## START RECORDED DATA

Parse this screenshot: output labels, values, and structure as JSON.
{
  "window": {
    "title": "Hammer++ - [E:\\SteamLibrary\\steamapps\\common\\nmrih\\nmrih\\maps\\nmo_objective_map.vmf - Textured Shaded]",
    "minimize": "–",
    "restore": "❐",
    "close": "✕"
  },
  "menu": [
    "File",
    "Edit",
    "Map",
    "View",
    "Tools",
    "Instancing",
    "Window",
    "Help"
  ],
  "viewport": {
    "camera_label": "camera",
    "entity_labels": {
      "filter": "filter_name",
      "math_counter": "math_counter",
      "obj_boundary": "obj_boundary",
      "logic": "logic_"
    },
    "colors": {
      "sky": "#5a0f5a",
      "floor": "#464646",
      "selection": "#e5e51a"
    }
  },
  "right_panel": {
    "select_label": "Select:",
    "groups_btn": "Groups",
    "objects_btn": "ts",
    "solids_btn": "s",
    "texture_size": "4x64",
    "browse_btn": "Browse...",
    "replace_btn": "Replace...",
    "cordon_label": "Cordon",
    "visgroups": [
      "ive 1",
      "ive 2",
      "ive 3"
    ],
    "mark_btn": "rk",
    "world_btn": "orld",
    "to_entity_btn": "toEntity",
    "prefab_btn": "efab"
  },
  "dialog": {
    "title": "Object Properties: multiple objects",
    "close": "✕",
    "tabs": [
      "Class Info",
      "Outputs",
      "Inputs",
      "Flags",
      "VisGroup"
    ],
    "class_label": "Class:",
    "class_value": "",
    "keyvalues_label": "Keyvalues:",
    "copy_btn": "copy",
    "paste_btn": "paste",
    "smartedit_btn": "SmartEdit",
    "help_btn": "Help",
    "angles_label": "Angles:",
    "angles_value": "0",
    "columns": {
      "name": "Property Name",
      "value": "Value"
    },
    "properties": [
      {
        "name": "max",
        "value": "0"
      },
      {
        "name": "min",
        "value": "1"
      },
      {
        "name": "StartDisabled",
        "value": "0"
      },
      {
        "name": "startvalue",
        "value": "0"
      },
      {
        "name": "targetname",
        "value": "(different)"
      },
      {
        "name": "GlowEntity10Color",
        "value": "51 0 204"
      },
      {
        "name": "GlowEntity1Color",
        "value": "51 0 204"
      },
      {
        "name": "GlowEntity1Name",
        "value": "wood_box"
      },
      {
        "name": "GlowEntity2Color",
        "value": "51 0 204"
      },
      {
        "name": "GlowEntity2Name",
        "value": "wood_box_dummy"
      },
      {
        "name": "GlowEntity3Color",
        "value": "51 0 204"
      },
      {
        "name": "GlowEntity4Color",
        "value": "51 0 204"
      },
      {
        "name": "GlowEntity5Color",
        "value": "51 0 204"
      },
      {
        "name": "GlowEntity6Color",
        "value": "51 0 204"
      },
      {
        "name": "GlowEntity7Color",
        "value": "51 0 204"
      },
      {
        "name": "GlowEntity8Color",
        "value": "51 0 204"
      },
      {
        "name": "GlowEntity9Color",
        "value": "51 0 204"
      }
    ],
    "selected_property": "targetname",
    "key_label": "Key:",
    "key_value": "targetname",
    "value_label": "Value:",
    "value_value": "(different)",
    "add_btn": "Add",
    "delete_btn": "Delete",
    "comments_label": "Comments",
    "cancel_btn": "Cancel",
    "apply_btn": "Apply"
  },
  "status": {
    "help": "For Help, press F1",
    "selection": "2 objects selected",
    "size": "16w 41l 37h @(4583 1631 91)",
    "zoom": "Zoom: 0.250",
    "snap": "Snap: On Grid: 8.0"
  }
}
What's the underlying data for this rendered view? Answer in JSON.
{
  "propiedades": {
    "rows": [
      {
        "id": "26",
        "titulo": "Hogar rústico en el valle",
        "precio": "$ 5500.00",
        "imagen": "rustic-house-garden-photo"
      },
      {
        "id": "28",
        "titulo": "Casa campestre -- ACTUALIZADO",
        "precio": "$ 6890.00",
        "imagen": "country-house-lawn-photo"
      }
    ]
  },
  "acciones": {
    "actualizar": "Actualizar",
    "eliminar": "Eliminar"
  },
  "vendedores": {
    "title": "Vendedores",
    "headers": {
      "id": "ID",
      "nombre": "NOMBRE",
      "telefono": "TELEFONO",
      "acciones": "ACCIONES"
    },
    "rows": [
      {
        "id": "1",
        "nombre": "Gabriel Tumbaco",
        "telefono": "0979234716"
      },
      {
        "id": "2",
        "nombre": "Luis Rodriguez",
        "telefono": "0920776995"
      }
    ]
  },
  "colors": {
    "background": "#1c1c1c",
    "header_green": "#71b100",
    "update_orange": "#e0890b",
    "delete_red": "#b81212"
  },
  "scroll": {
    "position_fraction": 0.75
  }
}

## END RECORDED DATA

## DO THIS
Exact output of every entry is required.

## OUTPUT FOR THIS EXERCISE
Parse this screenshot: output labels, values, and structure as JSON.
{
  "window": {
    "title": "Hammer++ - [E:\\SteamLibrary\\steamapps\\common\\nmrih\\nmrih\\maps\\nmo_objective_map.vmf - Textured Shaded]",
    "minimize": "–",
    "restore": "❐",
    "close": "✕"
  },
  "menu": [
    "File",
    "Edit",
    "Map",
    "View",
    "Tools",
    "Instancing",
    "Window",
    "Help"
  ],
  "viewport": {
    "camera_label": "camera",
    "entity_labels": {
      "filter": "filter_name",
      "math_counter": "math_counter",
      "obj_boundary": "obj_boundary",
      "logic": "logic_"
    },
    "colors": {
      "sky": "#5a0f5a",
      "floor": "#464646",
      "selection": "#e5e51a"
    }
  },
  "right_panel": {
    "select_label": "Select:",
    "groups_btn": "Groups",
    "objects_btn": "ts",
    "solids_btn": "s",
    "texture_size": "4x64",
    "browse_btn": "Browse...",
    "replace_btn": "Replace...",
    "cordon_label": "Cordon",
    "visgroups": [
      "ive 1",
      "ive 2",
      "ive 3"
    ],
    "mark_btn": "rk",
    "world_btn": "orld",
    "to_entity_btn": "toEntity",
    "prefab_btn": "efab"
  },
  "dialog": {
    "title": "Object Properties: multiple objects",
    "close": "✕",
    "tabs": [
      "Class Info",
      "Outputs",
      "Inputs",
      "Flags",
      "VisGroup"
    ],
    "class_label": "Class:",
    "class_value": "",
    "keyvalues_label": "Keyvalues:",
    "copy_btn": "copy",
    "paste_btn": "paste",
    "smartedit_btn": "SmartEdit",
    "help_btn": "Help",
    "angles_label": "Angles:",
    "angles_value": "0",
    "columns": {
      "name": "Property Name",
      "value": "Value"
    },
    "properties": [
      {
        "name": "max",
        "value": "0"
      },
      {
        "name": "min",
        "value": "1"
      },
      {
        "name": "StartDisabled",
        "value": "0"
      },
      {
        "name": "startvalue",
        "value": "0"
      },
      {
        "name": "targetname",
        "value": "(different)"
      },
      {
        "name": "GlowEntity10Color",
        "value": "51 0 204"
      },
      {
        "name": "GlowEntity1Color",
        "value": "51 0 204"
      },
      {
        "name": "GlowEntity1Name",
        "value": "wood_box"
      },
      {
        "name": "GlowEntity2Color",
        "value": "51 0 204"
      },
      {
        "name": "GlowEntity2Name",
        "value": "wood_box_dummy"
      },
      {
        "name": "GlowEntity3Color",
        "value": "51 0 204"
      },
      {
        "name": "GlowEntity4Color",
        "value": "51 0 204"
      },
      {
        "name": "GlowEntity5Color",
        "value": "51 0 204"
      },
      {
        "name": "GlowEntity6Color",
        "value": "51 0 204"
      },
      {
        "name": "GlowEntity7Color",
        "value": "51 0 204"
      },
      {
        "name": "GlowEntity8Color",
        "value": "51 0 204"
      },
      {
        "name": "GlowEntity9Color",
        "value": "51 0 204"
      }
    ],
    "selected_property": "targetname",
    "key_label": "Key:",
    "key_value": "targetname",
    "value_label": "Value:",
    "value_value": "(different)",
    "add_btn": "Add",
    "delete_btn": "Delete",
    "comments_label": "Comments",
    "cancel_btn": "Cancel",
    "apply_btn": "Apply"
  },
  "status": {
    "help": "For Help, press F1",
    "selection": "2 objects selected",
    "size": "16w 41l 37h @(4583 1631 91)",
    "zoom": "Zoom: 0.250",
    "snap": "Snap: On Grid: 8.0"
  }
}
What's the underlying data for this rendered view? Answer in JSON.
{
  "propiedades": {
    "rows": [
      {
        "id": "26",
        "titulo": "Hogar rústico en el valle",
        "precio": "$ 5500.00",
        "imagen": "rustic-house-garden-photo"
      },
      {
        "id": "28",
        "titulo": "Casa campestre -- ACTUALIZADO",
        "precio": "$ 6890.00",
        "imagen": "country-house-lawn-photo"
      }
    ]
  },
  "acciones": {
    "actualizar": "Actualizar",
    "eliminar": "Eliminar"
  },
  "vendedores": {
    "title": "Vendedores",
    "headers": {
      "id": "ID",
      "nombre": "NOMBRE",
      "telefono": "TELEFONO",
      "acciones": "ACCIONES"
    },
    "rows": [
      {
        "id": "1",
        "nombre": "Gabriel Tumbaco",
        "telefono": "0979234716"
      },
      {
        "id": "2",
        "nombre": "Luis Rodriguez",
        "telefono": "0920776995"
      }
    ]
  },
  "colors": {
    "background": "#1c1c1c",
    "header_green": "#71b100",
    "update_orange": "#e0890b",
    "delete_red": "#b81212"
  },
  "scroll": {
    "position_fraction": 0.75
  }
}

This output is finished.